[Start of RECORDED DATA]

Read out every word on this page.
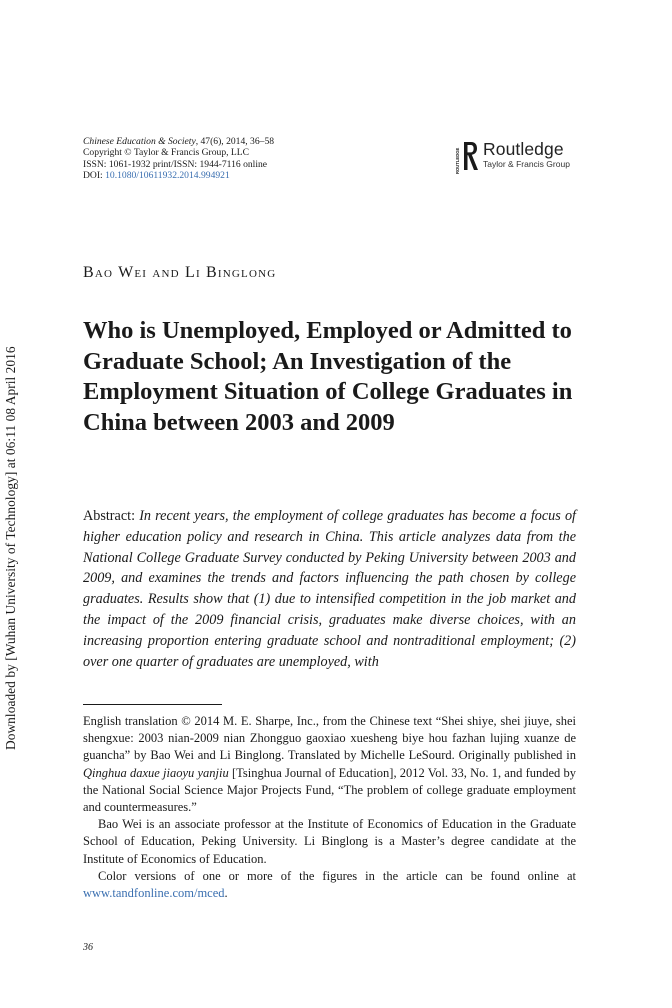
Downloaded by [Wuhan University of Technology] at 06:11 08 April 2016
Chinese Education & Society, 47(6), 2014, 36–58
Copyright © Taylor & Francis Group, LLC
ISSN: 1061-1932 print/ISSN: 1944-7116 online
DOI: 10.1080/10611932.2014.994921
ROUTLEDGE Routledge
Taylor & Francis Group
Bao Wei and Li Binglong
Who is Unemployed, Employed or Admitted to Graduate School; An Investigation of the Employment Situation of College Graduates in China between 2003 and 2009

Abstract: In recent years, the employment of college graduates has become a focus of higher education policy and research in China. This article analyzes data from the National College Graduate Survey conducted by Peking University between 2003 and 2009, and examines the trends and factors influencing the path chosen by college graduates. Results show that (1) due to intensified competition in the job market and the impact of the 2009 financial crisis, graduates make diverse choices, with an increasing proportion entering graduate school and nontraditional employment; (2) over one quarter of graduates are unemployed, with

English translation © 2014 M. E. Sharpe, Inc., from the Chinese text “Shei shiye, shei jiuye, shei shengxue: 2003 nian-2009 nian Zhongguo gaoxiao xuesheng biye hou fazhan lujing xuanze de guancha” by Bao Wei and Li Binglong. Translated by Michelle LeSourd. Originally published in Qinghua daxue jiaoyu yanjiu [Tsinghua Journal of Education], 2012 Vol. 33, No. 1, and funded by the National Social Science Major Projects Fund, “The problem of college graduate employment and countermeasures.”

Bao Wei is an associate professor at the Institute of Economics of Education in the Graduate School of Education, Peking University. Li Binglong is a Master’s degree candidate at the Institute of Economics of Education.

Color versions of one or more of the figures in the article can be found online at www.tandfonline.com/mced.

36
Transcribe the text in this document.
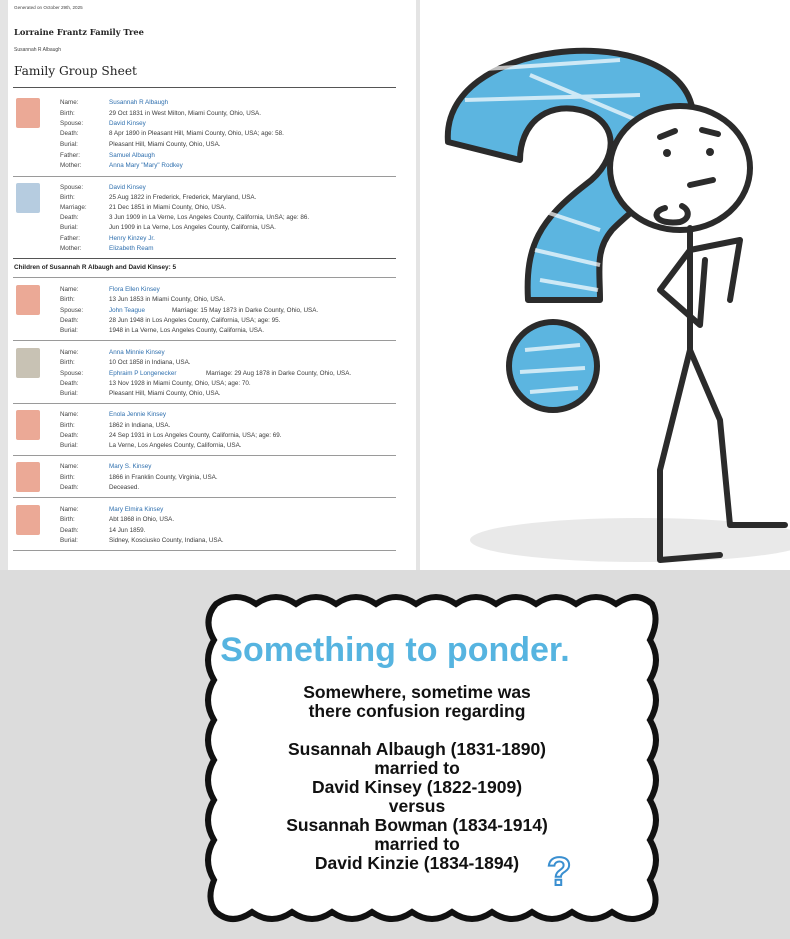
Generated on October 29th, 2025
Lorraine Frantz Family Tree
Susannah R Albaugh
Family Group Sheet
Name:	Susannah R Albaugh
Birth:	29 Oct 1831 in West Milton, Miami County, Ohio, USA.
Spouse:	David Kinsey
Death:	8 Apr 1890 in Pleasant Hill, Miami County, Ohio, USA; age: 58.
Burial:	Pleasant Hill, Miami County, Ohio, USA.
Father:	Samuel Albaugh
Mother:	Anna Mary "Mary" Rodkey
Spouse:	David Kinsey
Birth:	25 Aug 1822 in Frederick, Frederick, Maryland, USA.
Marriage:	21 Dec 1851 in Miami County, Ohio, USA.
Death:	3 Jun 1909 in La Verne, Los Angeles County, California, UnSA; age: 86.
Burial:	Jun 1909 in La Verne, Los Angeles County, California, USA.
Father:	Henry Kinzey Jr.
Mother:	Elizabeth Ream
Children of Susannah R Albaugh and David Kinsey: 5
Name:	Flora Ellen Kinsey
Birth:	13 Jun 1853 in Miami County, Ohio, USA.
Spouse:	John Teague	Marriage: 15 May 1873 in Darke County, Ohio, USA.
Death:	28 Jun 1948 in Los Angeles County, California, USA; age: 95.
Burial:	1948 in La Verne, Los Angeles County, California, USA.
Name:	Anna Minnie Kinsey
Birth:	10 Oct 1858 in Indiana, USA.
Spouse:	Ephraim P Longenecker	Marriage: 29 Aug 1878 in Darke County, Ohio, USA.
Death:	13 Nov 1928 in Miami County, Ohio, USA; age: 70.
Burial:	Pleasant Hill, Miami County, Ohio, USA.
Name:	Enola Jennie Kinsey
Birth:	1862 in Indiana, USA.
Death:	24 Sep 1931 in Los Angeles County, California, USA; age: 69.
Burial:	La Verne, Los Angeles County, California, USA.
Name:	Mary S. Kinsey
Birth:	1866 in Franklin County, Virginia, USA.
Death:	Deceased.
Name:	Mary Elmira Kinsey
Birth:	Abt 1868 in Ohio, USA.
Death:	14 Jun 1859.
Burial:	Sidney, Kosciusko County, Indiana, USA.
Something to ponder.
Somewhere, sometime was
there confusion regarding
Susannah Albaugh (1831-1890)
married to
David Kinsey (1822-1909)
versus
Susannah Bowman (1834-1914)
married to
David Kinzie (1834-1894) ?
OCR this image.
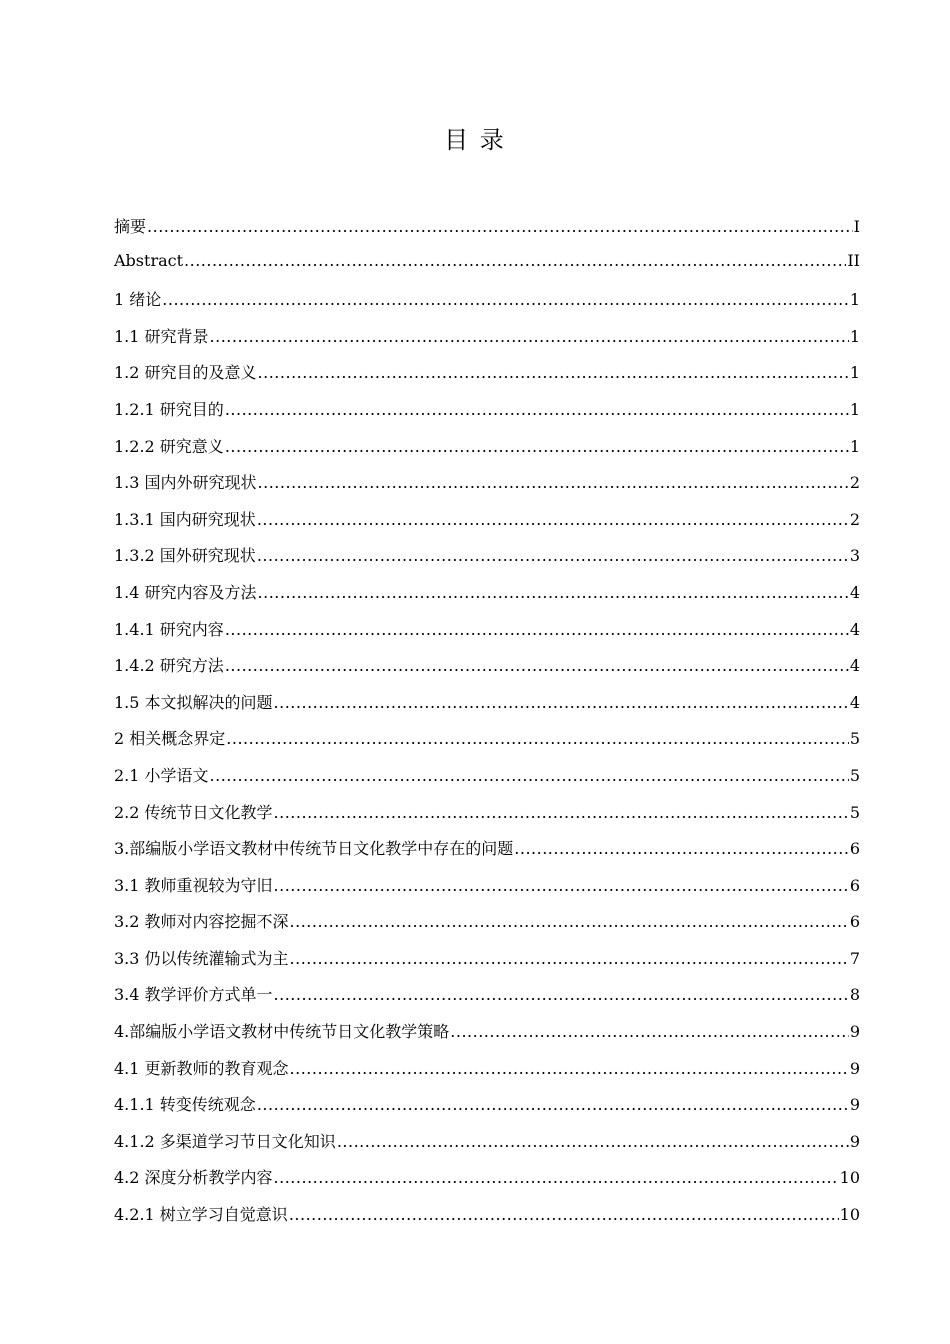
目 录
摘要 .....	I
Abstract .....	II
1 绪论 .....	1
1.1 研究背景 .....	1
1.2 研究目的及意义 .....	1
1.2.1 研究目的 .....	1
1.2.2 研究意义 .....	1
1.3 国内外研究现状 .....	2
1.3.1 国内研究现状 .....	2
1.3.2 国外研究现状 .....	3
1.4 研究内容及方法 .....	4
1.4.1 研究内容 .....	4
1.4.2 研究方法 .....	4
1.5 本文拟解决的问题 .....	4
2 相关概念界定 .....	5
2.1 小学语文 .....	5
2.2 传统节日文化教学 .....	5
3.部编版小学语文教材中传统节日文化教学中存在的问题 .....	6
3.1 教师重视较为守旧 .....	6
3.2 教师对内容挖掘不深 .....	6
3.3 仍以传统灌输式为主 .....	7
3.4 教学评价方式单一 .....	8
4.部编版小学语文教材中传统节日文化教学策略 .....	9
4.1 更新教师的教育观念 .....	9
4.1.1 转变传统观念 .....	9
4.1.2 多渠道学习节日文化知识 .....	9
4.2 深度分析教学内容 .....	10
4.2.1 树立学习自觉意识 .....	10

[End of RECORDED DATA]

**AIM:** Every entry should be returned exactly as written, minus the pictures.

**FINISHED ANSWER:**
Read out every word on this page.
Downloaded by [Wuhan University of Technology] at 06:11 08 April 2016
Chinese Education & Society, 47(6), 2014, 36–58
Copyright © Taylor & Francis Group, LLC
ISSN: 1061-1932 print/ISSN: 1944-7116 online
DOI: 10.1080/10611932.2014.994921
ROUTLEDGE Routledge
Taylor & Francis Group
Bao Wei and Li Binglong
Who is Unemployed, Employed or Admitted to Graduate School; An Investigation of the Employment Situation of College Graduates in China between 2003 and 2009

Abstract: In recent years, the employment of college graduates has become a focus of higher education policy and research in China. This article analyzes data from the National College Graduate Survey conducted by Peking University between 2003 and 2009, and examines the trends and factors influencing the path chosen by college graduates. Results show that (1) due to intensified competition in the job market and the impact of the 2009 financial crisis, graduates make diverse choices, with an increasing proportion entering graduate school and nontraditional employment; (2) over one quarter of graduates are unemployed, with

English translation © 2014 M. E. Sharpe, Inc., from the Chinese text “Shei shiye, shei jiuye, shei shengxue: 2003 nian-2009 nian Zhongguo gaoxiao xuesheng biye hou fazhan lujing xuanze de guancha” by Bao Wei and Li Binglong. Translated by Michelle LeSourd. Originally published in Qinghua daxue jiaoyu yanjiu [Tsinghua Journal of Education], 2012 Vol. 33, No. 1, and funded by the National Social Science Major Projects Fund, “The problem of college graduate employment and countermeasures.”

Bao Wei is an associate professor at the Institute of Economics of Education in the Graduate School of Education, Peking University. Li Binglong is a Master’s degree candidate at the Institute of Economics of Education.

Color versions of one or more of the figures in the article can be found online at www.tandfonline.com/mced.

36
Transcribe the text in this document.
Generated on October 29th, 2025
Lorraine Frantz Family Tree
Susannah R Albaugh
Family Group Sheet
Name:	Susannah R Albaugh
Birth:	29 Oct 1831 in West Milton, Miami County, Ohio, USA.
Spouse:	David Kinsey
Death:	8 Apr 1890 in Pleasant Hill, Miami County, Ohio, USA; age: 58.
Burial:	Pleasant Hill, Miami County, Ohio, USA.
Father:	Samuel Albaugh
Mother:	Anna Mary "Mary" Rodkey
Spouse:	David Kinsey
Birth:	25 Aug 1822 in Frederick, Frederick, Maryland, USA.
Marriage:	21 Dec 1851 in Miami County, Ohio, USA.
Death:	3 Jun 1909 in La Verne, Los Angeles County, California, UnSA; age: 86.
Burial:	Jun 1909 in La Verne, Los Angeles County, California, USA.
Father:	Henry Kinzey Jr.
Mother:	Elizabeth Ream
Children of Susannah R Albaugh and David Kinsey: 5
Name:	Flora Ellen Kinsey
Birth:	13 Jun 1853 in Miami County, Ohio, USA.
Spouse:	John Teague	Marriage: 15 May 1873 in Darke County, Ohio, USA.
Death:	28 Jun 1948 in Los Angeles County, California, USA; age: 95.
Burial:	1948 in La Verne, Los Angeles County, California, USA.
Name:	Anna Minnie Kinsey
Birth:	10 Oct 1858 in Indiana, USA.
Spouse:	Ephraim P Longenecker	Marriage: 29 Aug 1878 in Darke County, Ohio, USA.
Death:	13 Nov 1928 in Miami County, Ohio, USA; age: 70.
Burial:	Pleasant Hill, Miami County, Ohio, USA.
Name:	Enola Jennie Kinsey
Birth:	1862 in Indiana, USA.
Death:	24 Sep 1931 in Los Angeles County, California, USA; age: 69.
Burial:	La Verne, Los Angeles County, California, USA.
Name:	Mary S. Kinsey
Birth:	1866 in Franklin County, Virginia, USA.
Death:	Deceased.
Name:	Mary Elmira Kinsey
Birth:	Abt 1868 in Ohio, USA.
Death:	14 Jun 1859.
Burial:	Sidney, Kosciusko County, Indiana, USA.
Something to ponder.
Somewhere, sometime was
there confusion regarding
Susannah Albaugh (1831-1890)
married to
David Kinsey (1822-1909)
versus
Susannah Bowman (1834-1914)
married to
David Kinzie (1834-1894) ?
OCR this image.
目 录
摘要 .....	I
Abstract .....	II
1 绪论 .....	1
1.1 研究背景 .....	1
1.2 研究目的及意义 .....	1
1.2.1 研究目的 .....	1
1.2.2 研究意义 .....	1
1.3 国内外研究现状 .....	2
1.3.1 国内研究现状 .....	2
1.3.2 国外研究现状 .....	3
1.4 研究内容及方法 .....	4
1.4.1 研究内容 .....	4
1.4.2 研究方法 .....	4
1.5 本文拟解决的问题 .....	4
2 相关概念界定 .....	5
2.1 小学语文 .....	5
2.2 传统节日文化教学 .....	5
3.部编版小学语文教材中传统节日文化教学中存在的问题 .....	6
3.1 教师重视较为守旧 .....	6
3.2 教师对内容挖掘不深 .....	6
3.3 仍以传统灌输式为主 .....	7
3.4 教学评价方式单一 .....	8
4.部编版小学语文教材中传统节日文化教学策略 .....	9
4.1 更新教师的教育观念 .....	9
4.1.1 转变传统观念 .....	9
4.1.2 多渠道学习节日文化知识 .....	9
4.2 深度分析教学内容 .....	10
4.2.1 树立学习自觉意识 .....	10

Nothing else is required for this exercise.